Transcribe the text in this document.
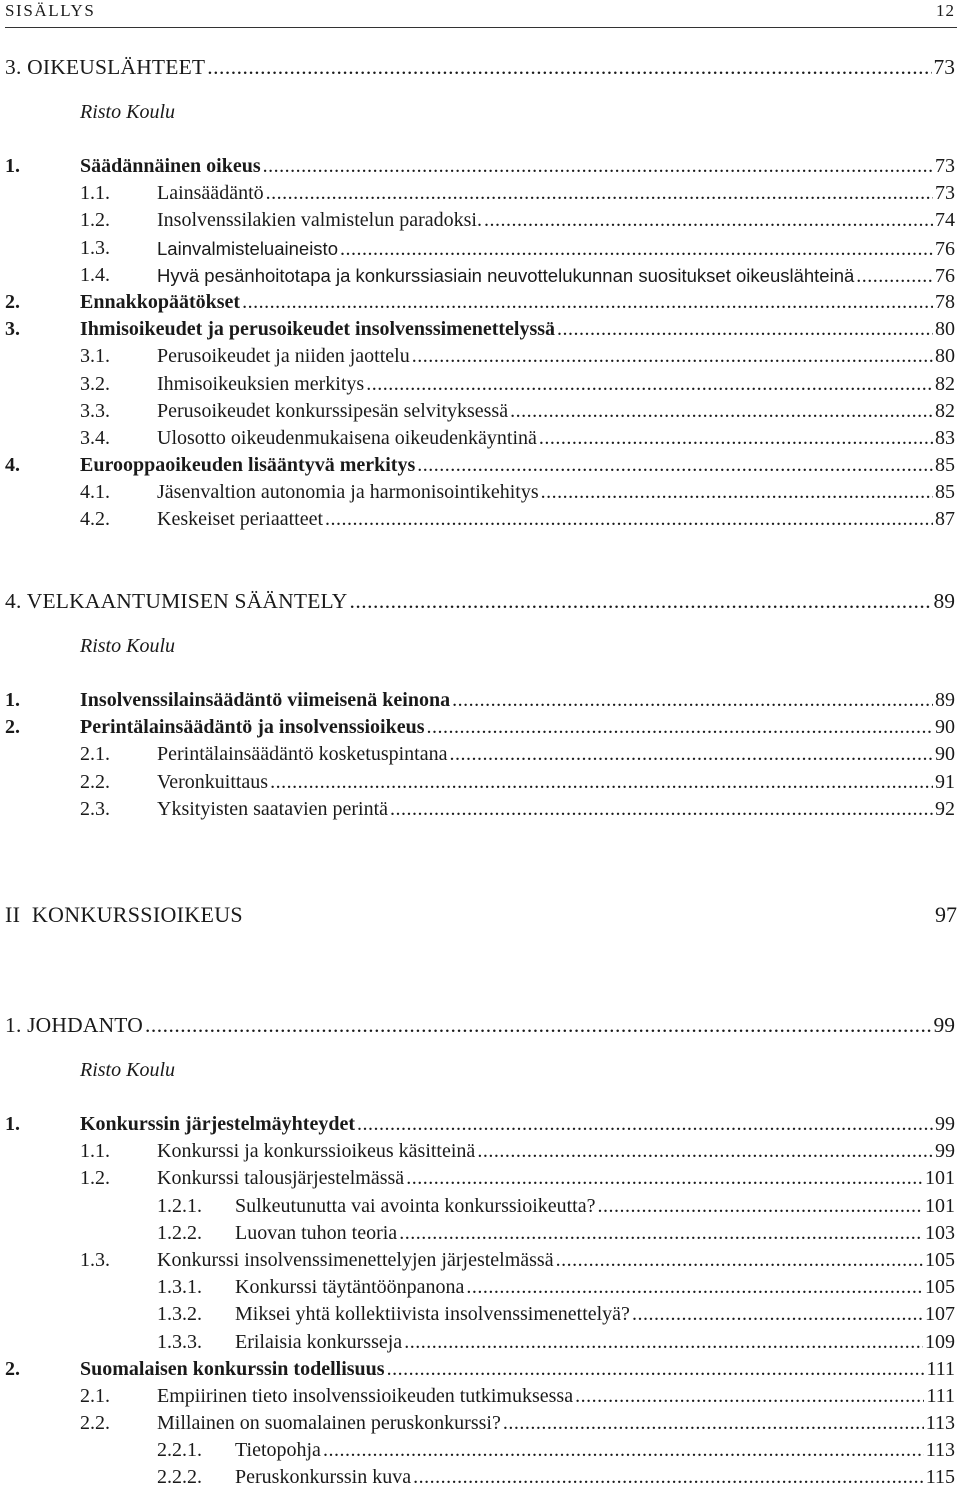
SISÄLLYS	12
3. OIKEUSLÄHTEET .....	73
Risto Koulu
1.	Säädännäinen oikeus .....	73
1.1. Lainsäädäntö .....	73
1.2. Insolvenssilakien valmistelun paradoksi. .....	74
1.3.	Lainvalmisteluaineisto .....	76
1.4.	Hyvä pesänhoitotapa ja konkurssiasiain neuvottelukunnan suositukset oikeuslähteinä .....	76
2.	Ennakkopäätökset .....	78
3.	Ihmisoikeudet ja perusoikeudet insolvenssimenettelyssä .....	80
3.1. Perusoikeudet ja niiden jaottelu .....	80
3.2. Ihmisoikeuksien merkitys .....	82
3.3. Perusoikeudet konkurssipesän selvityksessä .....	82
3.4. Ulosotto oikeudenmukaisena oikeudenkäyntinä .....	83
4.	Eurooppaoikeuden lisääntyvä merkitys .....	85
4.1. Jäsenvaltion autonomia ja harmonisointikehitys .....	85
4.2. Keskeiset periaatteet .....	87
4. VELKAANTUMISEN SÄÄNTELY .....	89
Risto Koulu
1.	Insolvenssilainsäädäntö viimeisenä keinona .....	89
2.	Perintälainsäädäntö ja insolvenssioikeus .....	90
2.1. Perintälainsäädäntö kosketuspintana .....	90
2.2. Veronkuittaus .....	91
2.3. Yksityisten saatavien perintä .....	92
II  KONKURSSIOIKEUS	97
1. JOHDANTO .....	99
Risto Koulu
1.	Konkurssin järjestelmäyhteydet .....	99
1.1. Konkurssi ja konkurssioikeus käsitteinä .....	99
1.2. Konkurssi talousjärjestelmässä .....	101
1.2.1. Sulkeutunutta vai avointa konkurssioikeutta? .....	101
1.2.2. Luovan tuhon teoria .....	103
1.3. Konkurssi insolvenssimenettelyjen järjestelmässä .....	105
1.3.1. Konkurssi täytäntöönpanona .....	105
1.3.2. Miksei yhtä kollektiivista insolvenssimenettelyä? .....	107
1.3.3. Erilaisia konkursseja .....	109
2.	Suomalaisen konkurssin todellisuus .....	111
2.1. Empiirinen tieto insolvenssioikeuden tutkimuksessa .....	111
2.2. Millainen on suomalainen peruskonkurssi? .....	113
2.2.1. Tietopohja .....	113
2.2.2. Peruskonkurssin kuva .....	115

------------------------------------

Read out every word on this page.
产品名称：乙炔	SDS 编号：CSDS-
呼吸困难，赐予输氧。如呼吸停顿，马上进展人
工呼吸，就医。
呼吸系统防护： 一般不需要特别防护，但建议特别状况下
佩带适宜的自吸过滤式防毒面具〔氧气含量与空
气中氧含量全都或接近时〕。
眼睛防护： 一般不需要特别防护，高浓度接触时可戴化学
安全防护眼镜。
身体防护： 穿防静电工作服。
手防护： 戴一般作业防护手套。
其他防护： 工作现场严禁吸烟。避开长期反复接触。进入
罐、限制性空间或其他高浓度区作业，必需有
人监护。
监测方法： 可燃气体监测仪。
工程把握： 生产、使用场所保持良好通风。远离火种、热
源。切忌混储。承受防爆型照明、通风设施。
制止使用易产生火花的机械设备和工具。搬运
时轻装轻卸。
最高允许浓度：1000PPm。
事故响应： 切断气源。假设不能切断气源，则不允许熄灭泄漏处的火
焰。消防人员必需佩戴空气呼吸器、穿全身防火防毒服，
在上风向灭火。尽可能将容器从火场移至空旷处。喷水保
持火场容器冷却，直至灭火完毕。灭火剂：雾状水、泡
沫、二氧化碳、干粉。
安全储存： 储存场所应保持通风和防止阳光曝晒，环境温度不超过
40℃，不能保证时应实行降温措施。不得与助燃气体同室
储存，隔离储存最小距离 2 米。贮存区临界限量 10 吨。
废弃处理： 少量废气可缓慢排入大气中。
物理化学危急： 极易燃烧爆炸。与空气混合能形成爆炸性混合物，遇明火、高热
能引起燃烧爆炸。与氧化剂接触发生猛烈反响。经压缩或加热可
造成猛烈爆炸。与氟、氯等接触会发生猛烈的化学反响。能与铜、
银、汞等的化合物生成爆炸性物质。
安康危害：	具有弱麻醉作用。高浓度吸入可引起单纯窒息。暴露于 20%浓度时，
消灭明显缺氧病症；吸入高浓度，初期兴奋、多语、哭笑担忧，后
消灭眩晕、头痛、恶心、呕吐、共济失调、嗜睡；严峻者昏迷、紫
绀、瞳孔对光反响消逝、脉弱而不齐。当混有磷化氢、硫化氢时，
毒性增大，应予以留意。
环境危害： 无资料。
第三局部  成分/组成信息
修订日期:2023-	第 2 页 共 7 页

------------------------------------

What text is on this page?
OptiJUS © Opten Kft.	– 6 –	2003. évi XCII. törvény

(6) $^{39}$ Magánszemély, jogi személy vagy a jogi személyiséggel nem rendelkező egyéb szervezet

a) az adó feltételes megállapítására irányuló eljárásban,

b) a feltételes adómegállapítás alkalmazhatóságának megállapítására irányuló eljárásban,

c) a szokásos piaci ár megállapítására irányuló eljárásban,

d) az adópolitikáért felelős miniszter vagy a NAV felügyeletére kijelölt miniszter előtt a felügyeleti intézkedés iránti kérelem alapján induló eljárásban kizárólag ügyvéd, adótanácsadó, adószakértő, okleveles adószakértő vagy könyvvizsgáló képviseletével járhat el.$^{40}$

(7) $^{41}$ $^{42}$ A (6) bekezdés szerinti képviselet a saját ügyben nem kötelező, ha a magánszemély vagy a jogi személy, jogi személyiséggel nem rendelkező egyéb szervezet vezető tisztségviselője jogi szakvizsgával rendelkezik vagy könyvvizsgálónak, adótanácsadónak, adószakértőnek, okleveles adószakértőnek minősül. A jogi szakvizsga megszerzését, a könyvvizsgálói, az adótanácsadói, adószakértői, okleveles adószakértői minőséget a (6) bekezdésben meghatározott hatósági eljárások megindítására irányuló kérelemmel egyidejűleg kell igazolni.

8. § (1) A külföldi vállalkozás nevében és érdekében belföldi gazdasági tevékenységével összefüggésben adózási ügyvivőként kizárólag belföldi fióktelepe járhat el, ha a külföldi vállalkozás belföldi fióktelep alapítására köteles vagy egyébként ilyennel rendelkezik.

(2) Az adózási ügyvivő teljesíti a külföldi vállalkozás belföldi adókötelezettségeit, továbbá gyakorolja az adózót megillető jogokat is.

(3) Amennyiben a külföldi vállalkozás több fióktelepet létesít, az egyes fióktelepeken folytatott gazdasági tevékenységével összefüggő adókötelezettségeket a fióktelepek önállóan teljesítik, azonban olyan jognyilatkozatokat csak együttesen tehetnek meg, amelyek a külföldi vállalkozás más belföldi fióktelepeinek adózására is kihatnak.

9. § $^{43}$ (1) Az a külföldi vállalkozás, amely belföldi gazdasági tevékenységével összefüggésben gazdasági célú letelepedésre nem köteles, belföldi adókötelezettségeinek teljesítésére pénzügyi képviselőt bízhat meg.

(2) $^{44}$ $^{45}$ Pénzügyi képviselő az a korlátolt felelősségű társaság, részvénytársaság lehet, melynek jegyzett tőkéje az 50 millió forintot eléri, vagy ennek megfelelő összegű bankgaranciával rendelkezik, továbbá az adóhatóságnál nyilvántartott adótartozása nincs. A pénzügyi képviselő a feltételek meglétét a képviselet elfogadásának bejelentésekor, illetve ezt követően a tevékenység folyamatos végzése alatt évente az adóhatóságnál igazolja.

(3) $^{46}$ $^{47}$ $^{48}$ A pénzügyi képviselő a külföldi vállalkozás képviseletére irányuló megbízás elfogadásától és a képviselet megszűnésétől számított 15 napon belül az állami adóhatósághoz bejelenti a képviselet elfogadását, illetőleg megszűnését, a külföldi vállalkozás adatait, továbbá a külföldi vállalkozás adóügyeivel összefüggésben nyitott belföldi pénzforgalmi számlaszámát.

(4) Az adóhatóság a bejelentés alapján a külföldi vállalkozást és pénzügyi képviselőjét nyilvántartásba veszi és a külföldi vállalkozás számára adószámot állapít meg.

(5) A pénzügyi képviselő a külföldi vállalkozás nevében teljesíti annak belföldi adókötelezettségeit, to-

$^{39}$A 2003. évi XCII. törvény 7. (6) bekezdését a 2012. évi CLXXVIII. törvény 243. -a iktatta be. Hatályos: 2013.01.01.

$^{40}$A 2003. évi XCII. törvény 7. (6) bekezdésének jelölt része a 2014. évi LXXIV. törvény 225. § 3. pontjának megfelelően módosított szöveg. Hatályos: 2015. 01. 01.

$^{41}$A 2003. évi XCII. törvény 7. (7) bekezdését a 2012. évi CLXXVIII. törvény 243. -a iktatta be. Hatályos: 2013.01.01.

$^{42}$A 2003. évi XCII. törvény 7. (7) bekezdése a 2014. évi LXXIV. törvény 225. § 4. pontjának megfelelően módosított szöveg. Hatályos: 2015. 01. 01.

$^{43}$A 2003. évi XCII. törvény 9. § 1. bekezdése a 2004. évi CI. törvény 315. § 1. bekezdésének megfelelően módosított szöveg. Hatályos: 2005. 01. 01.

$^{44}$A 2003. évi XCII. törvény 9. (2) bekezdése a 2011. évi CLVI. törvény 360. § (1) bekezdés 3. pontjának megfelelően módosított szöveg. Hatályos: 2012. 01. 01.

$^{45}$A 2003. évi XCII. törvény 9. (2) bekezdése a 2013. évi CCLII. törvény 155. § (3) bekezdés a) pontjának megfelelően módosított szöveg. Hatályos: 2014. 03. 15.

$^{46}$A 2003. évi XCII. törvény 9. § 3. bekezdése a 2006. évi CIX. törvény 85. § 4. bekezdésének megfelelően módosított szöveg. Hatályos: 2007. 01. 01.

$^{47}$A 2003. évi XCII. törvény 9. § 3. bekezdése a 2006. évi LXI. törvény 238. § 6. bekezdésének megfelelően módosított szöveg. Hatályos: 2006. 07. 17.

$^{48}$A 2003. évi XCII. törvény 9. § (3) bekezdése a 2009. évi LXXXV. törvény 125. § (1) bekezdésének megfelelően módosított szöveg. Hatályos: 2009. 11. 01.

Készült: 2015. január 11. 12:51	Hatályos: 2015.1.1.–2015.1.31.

------------------------------------

◆ **Set exercise**:
In the records shown above, how many lines include the word "一般不需要特别防护"? Answer with the number only.

◆ **Full response**:
2